(Dataset entries)
######

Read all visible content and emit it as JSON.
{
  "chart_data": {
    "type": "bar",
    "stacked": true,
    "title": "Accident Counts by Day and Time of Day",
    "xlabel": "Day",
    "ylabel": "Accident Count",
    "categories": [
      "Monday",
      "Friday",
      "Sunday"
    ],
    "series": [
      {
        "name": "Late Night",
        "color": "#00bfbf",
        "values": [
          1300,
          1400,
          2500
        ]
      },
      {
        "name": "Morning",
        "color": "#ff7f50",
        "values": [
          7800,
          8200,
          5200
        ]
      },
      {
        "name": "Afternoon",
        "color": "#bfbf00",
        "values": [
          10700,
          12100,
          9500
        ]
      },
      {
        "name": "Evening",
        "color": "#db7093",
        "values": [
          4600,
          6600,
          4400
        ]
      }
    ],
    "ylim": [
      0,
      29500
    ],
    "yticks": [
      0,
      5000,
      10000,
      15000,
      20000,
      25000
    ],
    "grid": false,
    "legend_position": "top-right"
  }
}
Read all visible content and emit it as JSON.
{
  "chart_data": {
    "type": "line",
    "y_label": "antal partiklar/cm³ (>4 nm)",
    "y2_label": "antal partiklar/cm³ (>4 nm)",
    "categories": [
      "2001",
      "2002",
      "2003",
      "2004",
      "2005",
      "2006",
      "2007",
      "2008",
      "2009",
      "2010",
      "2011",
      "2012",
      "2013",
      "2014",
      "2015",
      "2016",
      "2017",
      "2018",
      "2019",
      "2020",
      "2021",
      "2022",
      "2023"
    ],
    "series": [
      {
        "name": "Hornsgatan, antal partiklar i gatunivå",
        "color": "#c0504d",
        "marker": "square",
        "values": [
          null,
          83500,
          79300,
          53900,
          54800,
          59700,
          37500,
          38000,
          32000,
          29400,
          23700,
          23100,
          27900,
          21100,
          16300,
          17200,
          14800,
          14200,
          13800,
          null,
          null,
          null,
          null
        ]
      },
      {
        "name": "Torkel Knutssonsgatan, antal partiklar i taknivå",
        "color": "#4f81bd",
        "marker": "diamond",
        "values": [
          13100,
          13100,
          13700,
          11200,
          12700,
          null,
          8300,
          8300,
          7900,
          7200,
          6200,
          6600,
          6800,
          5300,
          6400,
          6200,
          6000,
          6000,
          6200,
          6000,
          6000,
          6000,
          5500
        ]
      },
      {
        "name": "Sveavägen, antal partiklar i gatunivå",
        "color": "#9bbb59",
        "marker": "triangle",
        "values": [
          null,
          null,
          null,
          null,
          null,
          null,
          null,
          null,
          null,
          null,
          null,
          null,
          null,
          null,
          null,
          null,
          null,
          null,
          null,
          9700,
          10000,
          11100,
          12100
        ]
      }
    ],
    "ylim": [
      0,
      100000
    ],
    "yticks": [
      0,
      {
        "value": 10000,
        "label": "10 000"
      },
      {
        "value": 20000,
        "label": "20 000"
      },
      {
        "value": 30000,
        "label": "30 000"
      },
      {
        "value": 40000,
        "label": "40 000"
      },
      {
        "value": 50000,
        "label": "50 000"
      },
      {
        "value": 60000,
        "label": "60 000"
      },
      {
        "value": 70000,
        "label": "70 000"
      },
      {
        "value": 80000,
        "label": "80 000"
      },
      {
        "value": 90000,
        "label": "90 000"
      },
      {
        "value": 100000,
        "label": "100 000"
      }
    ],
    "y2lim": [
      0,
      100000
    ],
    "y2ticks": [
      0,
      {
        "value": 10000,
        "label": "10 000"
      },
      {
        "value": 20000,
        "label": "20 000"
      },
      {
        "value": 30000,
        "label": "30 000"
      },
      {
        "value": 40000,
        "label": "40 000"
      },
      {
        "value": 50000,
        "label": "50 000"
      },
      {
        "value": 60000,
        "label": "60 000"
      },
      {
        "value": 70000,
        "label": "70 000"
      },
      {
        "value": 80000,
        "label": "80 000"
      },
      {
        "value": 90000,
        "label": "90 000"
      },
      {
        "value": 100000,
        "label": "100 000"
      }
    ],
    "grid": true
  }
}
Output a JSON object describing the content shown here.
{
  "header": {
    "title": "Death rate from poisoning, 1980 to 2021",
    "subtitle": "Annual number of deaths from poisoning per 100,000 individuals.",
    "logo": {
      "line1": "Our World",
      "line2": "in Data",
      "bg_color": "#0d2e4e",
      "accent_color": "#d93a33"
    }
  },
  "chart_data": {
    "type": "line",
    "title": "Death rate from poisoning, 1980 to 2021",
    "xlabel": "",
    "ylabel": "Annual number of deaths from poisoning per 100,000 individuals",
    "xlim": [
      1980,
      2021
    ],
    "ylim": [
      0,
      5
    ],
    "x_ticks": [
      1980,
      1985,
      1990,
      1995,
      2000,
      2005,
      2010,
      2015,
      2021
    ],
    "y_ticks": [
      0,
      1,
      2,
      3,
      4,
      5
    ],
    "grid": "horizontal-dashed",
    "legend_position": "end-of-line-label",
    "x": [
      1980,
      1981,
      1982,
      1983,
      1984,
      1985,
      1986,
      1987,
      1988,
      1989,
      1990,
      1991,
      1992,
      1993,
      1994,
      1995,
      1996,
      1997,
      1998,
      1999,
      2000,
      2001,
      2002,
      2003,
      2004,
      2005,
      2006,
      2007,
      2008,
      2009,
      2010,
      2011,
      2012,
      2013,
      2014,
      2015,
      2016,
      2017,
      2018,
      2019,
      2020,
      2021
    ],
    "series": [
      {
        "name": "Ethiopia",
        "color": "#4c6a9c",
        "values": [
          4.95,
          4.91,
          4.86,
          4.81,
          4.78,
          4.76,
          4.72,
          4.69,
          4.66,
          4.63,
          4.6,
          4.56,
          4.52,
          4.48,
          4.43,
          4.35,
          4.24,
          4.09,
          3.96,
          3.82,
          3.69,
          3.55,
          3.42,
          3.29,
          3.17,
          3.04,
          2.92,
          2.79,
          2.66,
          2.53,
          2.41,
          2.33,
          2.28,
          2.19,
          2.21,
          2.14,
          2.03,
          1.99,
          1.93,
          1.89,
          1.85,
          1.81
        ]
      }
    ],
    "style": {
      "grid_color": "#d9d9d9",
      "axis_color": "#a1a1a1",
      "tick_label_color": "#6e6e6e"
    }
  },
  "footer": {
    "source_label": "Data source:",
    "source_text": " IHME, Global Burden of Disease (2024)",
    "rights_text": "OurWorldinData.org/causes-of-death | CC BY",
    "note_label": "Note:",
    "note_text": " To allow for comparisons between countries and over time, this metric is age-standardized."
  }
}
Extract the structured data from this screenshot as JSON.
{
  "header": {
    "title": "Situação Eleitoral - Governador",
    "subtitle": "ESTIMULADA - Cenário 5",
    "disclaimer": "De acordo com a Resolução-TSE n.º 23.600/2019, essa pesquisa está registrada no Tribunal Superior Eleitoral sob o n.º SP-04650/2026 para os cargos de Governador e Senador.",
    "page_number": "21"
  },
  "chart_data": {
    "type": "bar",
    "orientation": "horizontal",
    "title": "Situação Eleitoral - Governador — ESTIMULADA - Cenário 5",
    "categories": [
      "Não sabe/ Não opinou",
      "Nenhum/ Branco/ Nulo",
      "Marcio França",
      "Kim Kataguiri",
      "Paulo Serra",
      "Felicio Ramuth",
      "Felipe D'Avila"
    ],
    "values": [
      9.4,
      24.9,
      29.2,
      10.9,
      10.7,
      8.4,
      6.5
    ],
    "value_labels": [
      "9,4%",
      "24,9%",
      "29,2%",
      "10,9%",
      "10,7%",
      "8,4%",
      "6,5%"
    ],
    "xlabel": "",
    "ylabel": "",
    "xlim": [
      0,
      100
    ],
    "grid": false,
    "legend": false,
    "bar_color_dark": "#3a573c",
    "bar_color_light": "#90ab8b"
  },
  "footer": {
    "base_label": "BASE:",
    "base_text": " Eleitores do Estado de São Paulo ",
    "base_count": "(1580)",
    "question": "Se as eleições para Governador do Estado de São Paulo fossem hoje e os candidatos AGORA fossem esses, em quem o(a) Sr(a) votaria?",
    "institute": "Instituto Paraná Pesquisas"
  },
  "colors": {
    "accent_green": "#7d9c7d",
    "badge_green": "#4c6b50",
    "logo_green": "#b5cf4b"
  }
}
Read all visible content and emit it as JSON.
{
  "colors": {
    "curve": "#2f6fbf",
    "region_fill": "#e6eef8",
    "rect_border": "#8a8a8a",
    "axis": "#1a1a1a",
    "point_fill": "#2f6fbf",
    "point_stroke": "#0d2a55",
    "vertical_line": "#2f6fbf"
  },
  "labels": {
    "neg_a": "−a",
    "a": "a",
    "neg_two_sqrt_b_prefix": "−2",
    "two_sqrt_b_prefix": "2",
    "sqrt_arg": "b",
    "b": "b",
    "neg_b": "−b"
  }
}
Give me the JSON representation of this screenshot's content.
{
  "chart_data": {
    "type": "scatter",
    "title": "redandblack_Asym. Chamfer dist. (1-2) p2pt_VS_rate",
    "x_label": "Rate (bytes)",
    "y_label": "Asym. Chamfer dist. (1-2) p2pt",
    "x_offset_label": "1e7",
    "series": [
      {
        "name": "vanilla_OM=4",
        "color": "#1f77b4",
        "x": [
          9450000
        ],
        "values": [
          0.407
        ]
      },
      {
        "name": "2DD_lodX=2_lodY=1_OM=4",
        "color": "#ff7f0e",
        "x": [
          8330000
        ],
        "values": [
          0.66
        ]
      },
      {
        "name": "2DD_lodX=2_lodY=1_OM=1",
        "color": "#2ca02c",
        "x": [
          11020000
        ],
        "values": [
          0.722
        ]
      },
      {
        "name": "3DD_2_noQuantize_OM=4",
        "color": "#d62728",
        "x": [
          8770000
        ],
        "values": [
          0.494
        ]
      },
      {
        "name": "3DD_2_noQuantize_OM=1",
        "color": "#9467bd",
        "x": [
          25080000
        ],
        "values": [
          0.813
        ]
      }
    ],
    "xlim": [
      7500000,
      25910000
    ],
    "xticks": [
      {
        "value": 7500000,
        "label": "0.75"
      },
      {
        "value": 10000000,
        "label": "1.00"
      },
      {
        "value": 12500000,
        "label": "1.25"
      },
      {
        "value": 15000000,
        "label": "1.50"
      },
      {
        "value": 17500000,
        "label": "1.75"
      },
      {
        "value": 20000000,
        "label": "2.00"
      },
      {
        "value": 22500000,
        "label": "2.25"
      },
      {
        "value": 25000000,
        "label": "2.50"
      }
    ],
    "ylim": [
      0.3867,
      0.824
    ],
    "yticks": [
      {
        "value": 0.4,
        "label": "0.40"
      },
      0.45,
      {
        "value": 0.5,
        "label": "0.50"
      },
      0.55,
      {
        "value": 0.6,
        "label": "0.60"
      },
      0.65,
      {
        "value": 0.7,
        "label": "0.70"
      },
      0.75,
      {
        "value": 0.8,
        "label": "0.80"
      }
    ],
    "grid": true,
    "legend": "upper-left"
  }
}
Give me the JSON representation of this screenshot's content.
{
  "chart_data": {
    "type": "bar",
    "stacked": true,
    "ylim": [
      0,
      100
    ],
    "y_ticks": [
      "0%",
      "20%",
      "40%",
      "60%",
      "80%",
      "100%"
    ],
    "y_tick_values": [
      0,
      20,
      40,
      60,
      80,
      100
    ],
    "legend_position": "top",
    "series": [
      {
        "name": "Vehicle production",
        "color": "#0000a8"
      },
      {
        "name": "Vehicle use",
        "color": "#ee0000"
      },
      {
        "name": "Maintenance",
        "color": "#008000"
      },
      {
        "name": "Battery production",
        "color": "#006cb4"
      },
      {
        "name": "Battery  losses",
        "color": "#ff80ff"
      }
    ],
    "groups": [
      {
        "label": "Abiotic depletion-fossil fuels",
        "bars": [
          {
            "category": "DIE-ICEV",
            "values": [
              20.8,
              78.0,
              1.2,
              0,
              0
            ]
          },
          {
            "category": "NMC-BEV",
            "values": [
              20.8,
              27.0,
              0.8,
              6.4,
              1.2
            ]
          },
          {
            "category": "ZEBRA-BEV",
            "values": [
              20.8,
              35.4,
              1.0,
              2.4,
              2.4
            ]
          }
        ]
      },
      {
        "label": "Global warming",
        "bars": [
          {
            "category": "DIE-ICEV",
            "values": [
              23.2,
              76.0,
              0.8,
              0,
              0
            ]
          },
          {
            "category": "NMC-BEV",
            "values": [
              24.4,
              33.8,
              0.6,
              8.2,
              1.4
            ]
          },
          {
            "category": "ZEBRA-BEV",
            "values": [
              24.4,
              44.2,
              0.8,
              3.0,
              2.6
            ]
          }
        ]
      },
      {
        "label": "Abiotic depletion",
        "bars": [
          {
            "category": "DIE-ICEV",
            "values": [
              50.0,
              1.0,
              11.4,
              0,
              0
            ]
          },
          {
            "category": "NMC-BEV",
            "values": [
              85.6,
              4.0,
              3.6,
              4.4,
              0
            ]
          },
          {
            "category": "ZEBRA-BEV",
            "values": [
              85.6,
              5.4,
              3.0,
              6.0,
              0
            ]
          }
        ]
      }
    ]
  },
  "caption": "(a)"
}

######

_GIVEN EXERCISE_
Copy each line of the listing that includes "depletion".

_ANSWER_
        "label": "Abiotic depletion-fossil fuels",
        "label": "Abiotic depletion",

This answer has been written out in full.